_Your objective_. Among the lines below, count those with "JSON". Give only the number.

_Record excerpts_.
▼
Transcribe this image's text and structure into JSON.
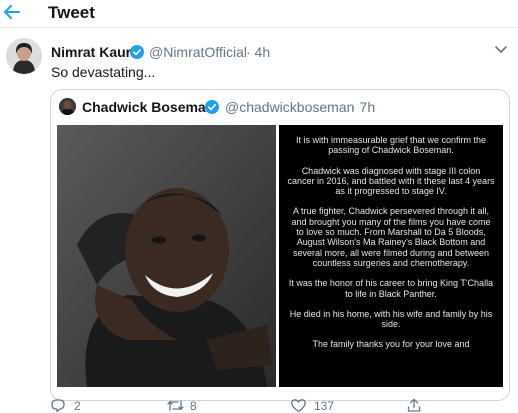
{
  "header": {
    "title": "Tweet",
    "back_icon": "arrow-left-icon"
  },
  "tweet": {
    "author_name": "Nimrat Kaur",
    "handle": "@NimratOfficial",
    "time": "· 4h",
    "text": "So devastating...",
    "verified": true
  },
  "quoted": {
    "author_name": "Chadwick Boseman",
    "handle": "@chadwickboseman",
    "time": "· 7h",
    "verified": true,
    "statement": [
      "It is with immeasurable grief that we confirm the passing of Chadwick Boseman.",
      "Chadwick was diagnosed with stage III colon cancer in 2016, and battled with it these last 4 years as it progressed to stage IV.",
      "A true fighter, Chadwick persevered through it all, and brought you many of the films you have come to love so much. From Marshall to Da 5 Bloods, August Wilson's Ma Rainey's Black Bottom and several more, all were filmed during and between countless surgeries and chemotherapy.",
      "It was the honor of his career to bring King T'Challa to life in Black Panther.",
      "He died in his home, with his wife and family by his side.",
      "The family thanks you for your love and"
    ]
  },
  "actions": {
    "replies": "2",
    "retweets": "8",
    "likes": "137"
  },
  "colors": {
    "accent": "#1da1f2",
    "text": "#14171a",
    "muted": "#657786",
    "border": "#ccd6dd"
  }
}
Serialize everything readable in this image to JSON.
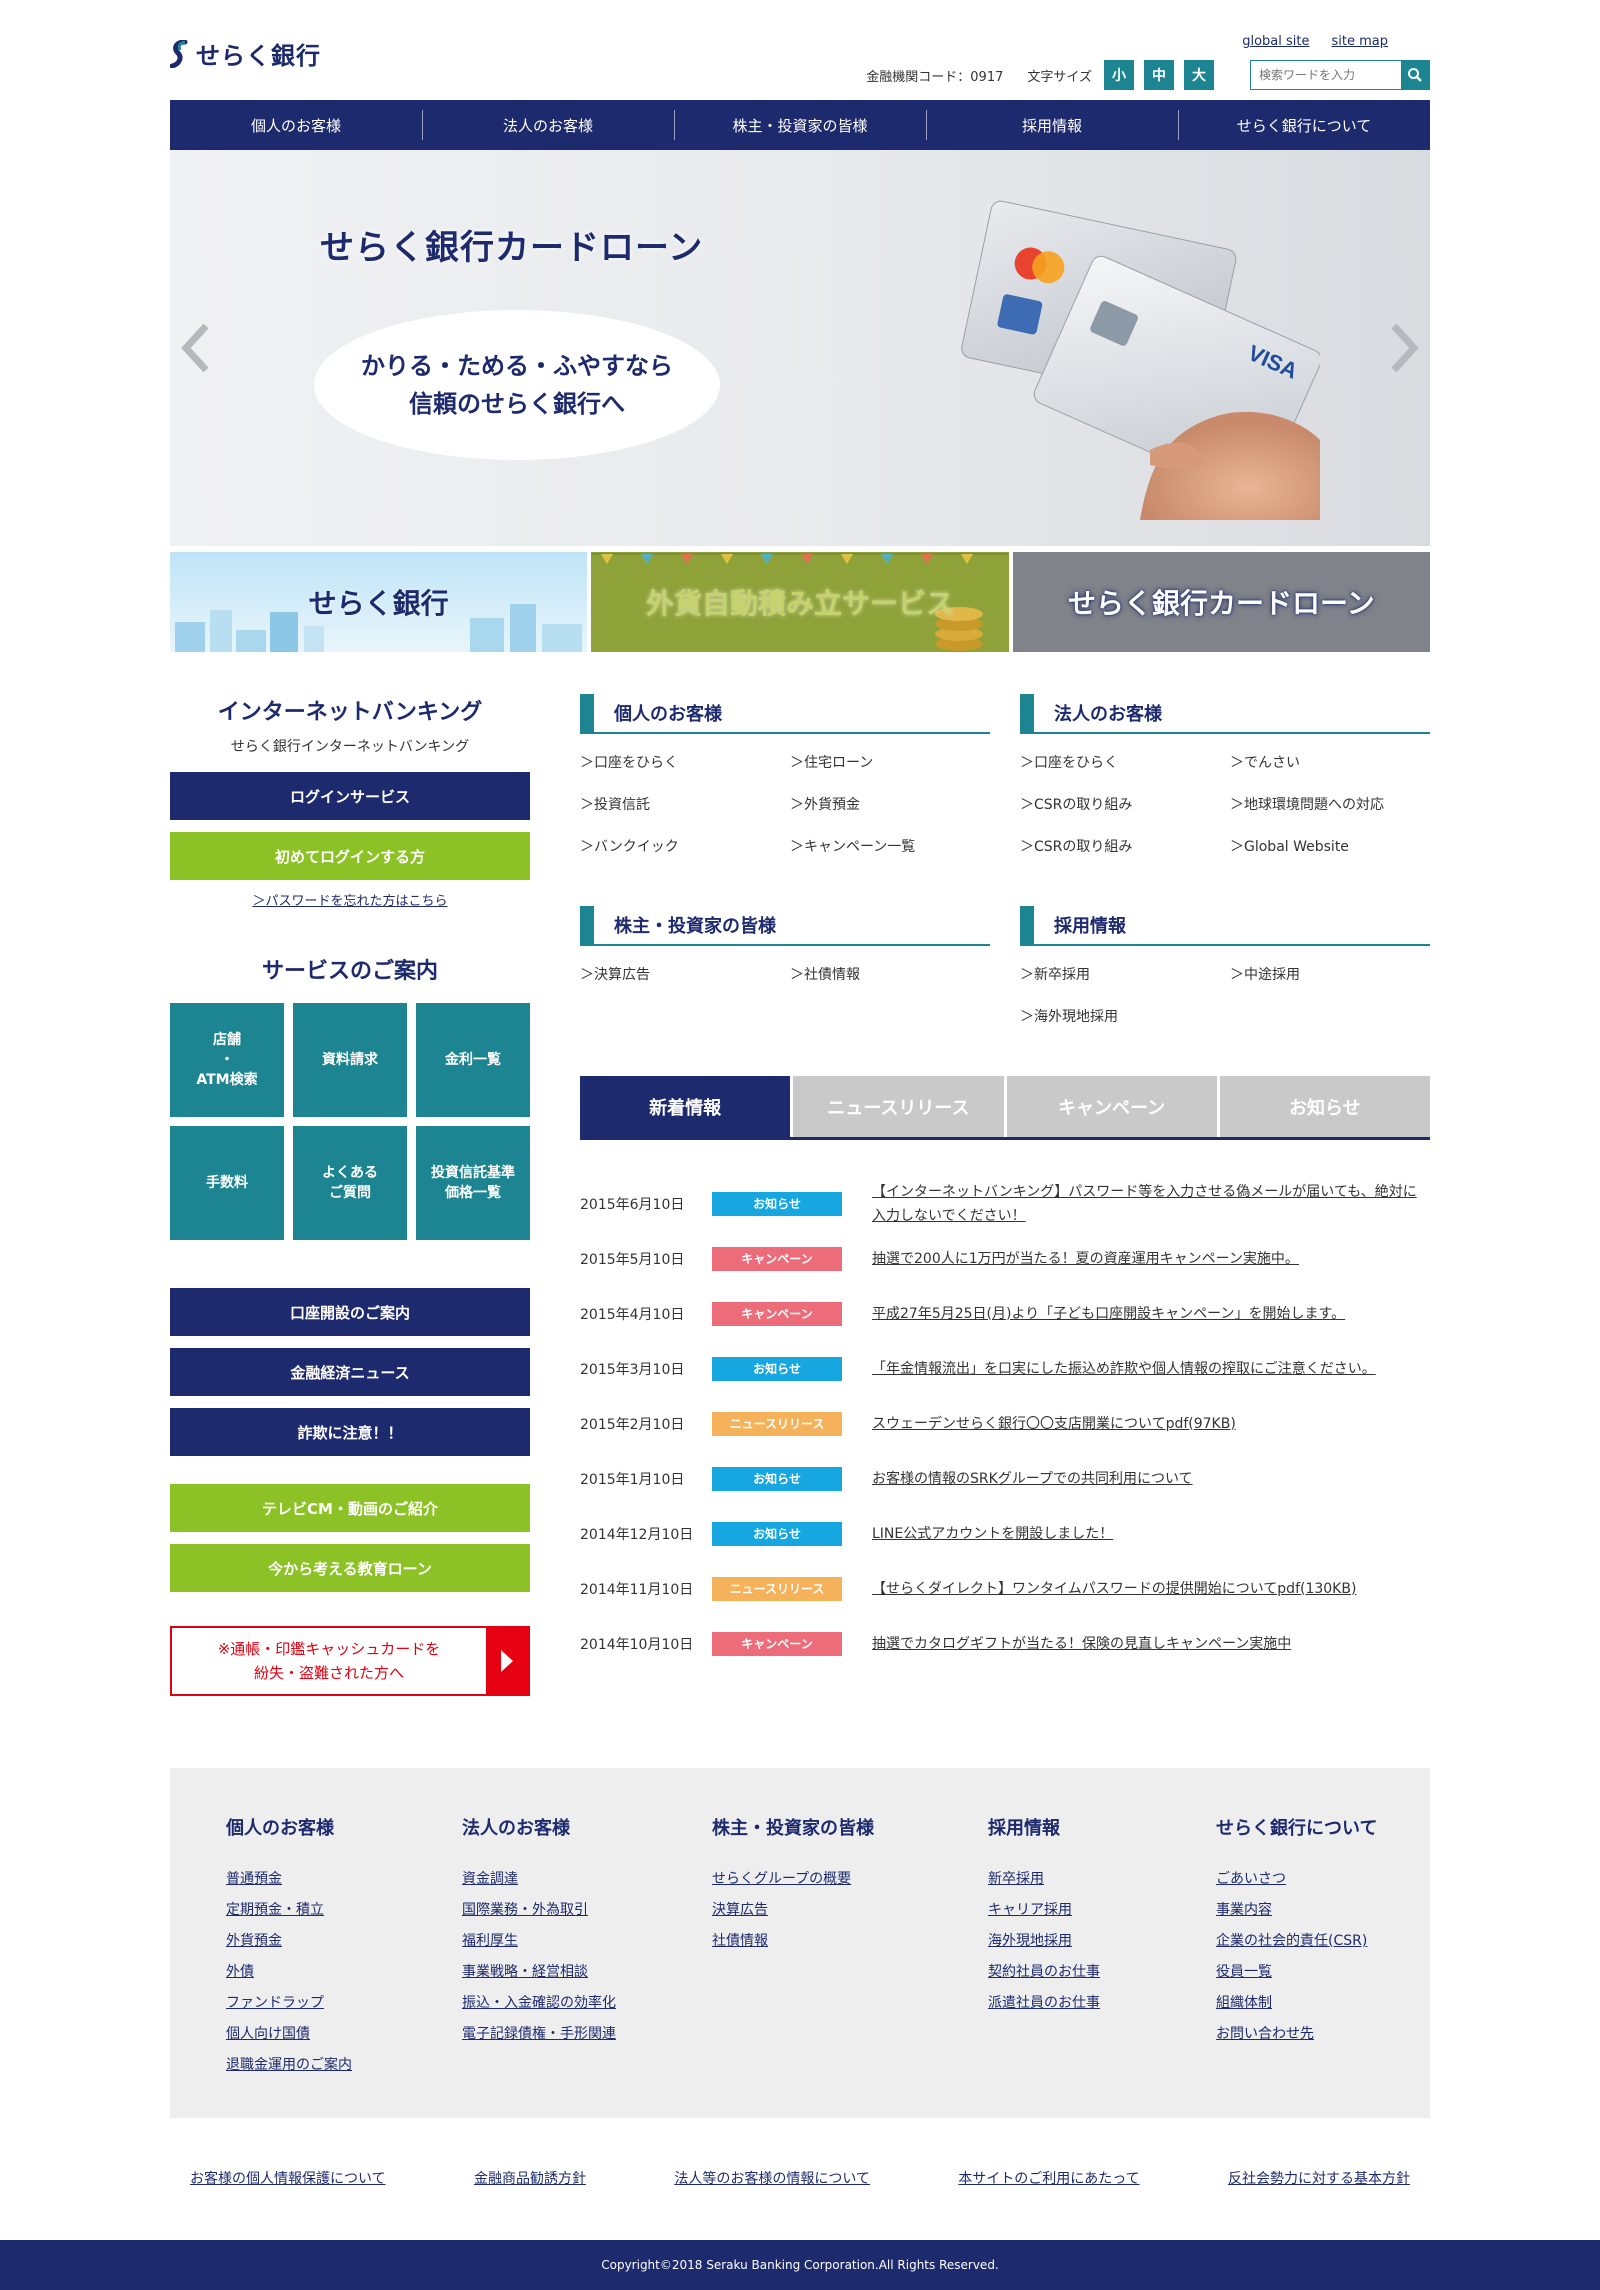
{
  "header": {
    "bank_name": "せらく銀行",
    "links": [
      "global site",
      "site map"
    ],
    "bank_code": "金融機関コード：0917",
    "font_size_label": "文字サイズ",
    "font_sizes": [
      "小",
      "中",
      "大"
    ],
    "search_placeholder": "検索ワードを入力"
  },
  "nav": [
    "個人のお客様",
    "法人のお客様",
    "株主・投資家の皆様",
    "採用情報",
    "せらく銀行について"
  ],
  "hero": {
    "title": "せらく銀行カードローン",
    "catch_line1": "かりる・ためる・ふやすなら",
    "catch_line2": "信頼のせらく銀行へ"
  },
  "banners": [
    "せらく銀行",
    "外貨自動積み立サービス",
    "せらく銀行カードローン"
  ],
  "sidebar": {
    "ib_title": "インターネットバンキング",
    "ib_sub": "せらく銀行インターネットバンキング",
    "login_btn": "ログインサービス",
    "first_login_btn": "初めてログインする方",
    "forgot": "＞パスワードを忘れた方はこちら",
    "service_title": "サービスのご案内",
    "tiles": [
      "店舗\n・\nATM検索",
      "資料請求",
      "金利一覧",
      "手数料",
      "よくある\nご質問",
      "投資信託基準\n価格一覧"
    ],
    "navy_buttons": [
      "口座開設のご案内",
      "金融経済ニュース",
      "詐欺に注意！！"
    ],
    "green_buttons": [
      "テレビCM・動画のご紹介",
      "今から考える教育ローン"
    ],
    "alert": "※通帳・印鑑キャッシュカードを\n紛失・盗難された方へ"
  },
  "sections": [
    {
      "title": "個人のお客様",
      "links": [
        "口座をひらく",
        "住宅ローン",
        "投資信託",
        "外貨預金",
        "バンクイック",
        "キャンペーン一覧"
      ]
    },
    {
      "title": "法人のお客様",
      "links": [
        "口座をひらく",
        "でんさい",
        "CSRの取り組み",
        "地球環境問題への対応",
        "CSRの取り組み",
        "Global Website"
      ]
    },
    {
      "title": "株主・投資家の皆様",
      "links": [
        "決算広告",
        "社債情報"
      ]
    },
    {
      "title": "採用情報",
      "links": [
        "新卒採用",
        "中途採用",
        "海外現地採用"
      ]
    }
  ],
  "tabs": [
    "新着情報",
    "ニュースリリース",
    "キャンペーン",
    "お知らせ"
  ],
  "news": [
    {
      "date": "2015年6月10日",
      "badge": "お知らせ",
      "type": "info",
      "text": "【インターネットバンキング】パスワード等を入力させる偽メールが届いても、絶対に入力しないでください！"
    },
    {
      "date": "2015年5月10日",
      "badge": "キャンペーン",
      "type": "camp",
      "text": "抽選で200人に1万円が当たる！夏の資産運用キャンペーン実施中。"
    },
    {
      "date": "2015年4月10日",
      "badge": "キャンペーン",
      "type": "camp",
      "text": "平成27年5月25日(月)より「子ども口座開設キャンペーン」を開始します。"
    },
    {
      "date": "2015年3月10日",
      "badge": "お知らせ",
      "type": "info",
      "text": "「年金情報流出」を口実にした振込め詐欺や個人情報の搾取にご注意ください。"
    },
    {
      "date": "2015年2月10日",
      "badge": "ニュースリリース",
      "type": "news",
      "text": "スウェーデンせらく銀行〇〇支店開業についてpdf(97KB)"
    },
    {
      "date": "2015年1月10日",
      "badge": "お知らせ",
      "type": "info",
      "text": "お客様の情報のSRKグループでの共同利用について"
    },
    {
      "date": "2014年12月10日",
      "badge": "お知らせ",
      "type": "info",
      "text": "LINE公式アカウントを開設しました！"
    },
    {
      "date": "2014年11月10日",
      "badge": "ニュースリリース",
      "type": "news",
      "text": "【せらくダイレクト】ワンタイムパスワードの提供開始についてpdf(130KB)"
    },
    {
      "date": "2014年10月10日",
      "badge": "キャンペーン",
      "type": "camp",
      "text": "抽選でカタログギフトが当たる！保険の見直しキャンペーン実施中"
    }
  ],
  "footer_menu": [
    {
      "title": "個人のお客様",
      "links": [
        "普通預金",
        "定期預金・積立",
        "外貨預金",
        "外債",
        "ファンドラップ",
        "個人向け国債",
        "退職金運用のご案内"
      ]
    },
    {
      "title": "法人のお客様",
      "links": [
        "資金調達",
        "国際業務・外為取引",
        "福利厚生",
        "事業戦略・経営相談",
        "振込・入金確認の効率化",
        "電子記録債権・手形関連"
      ]
    },
    {
      "title": "株主・投資家の皆様",
      "links": [
        "せらくグループの概要",
        "決算広告",
        "社債情報"
      ]
    },
    {
      "title": "採用情報",
      "links": [
        "新卒採用",
        "キャリア採用",
        "海外現地採用",
        "契約社員のお仕事",
        "派遣社員のお仕事"
      ]
    },
    {
      "title": "せらく銀行について",
      "links": [
        "ごあいさつ",
        "事業内容",
        "企業の社会的責任(CSR)",
        "役員一覧",
        "組織体制",
        "お問い合わせ先"
      ]
    }
  ],
  "footer_links": [
    "お客様の個人情報保護について",
    "金融商品勧誘方針",
    "法人等のお客様の情報について",
    "本サイトのご利用にあたって",
    "反社会勢力に対する基本方針"
  ],
  "copyright": "Copyright©2018 Seraku Banking Corporation.All Rights Reserved.",
  "colors": {
    "navy": "#1e2a6e",
    "teal": "#1d8591",
    "green": "#8cc225",
    "red": "#e50012",
    "info": "#16a7e0",
    "campaign": "#ec6d79",
    "newsrelease": "#f5b25a"
  }
}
▲
_Answer to the problem_. 2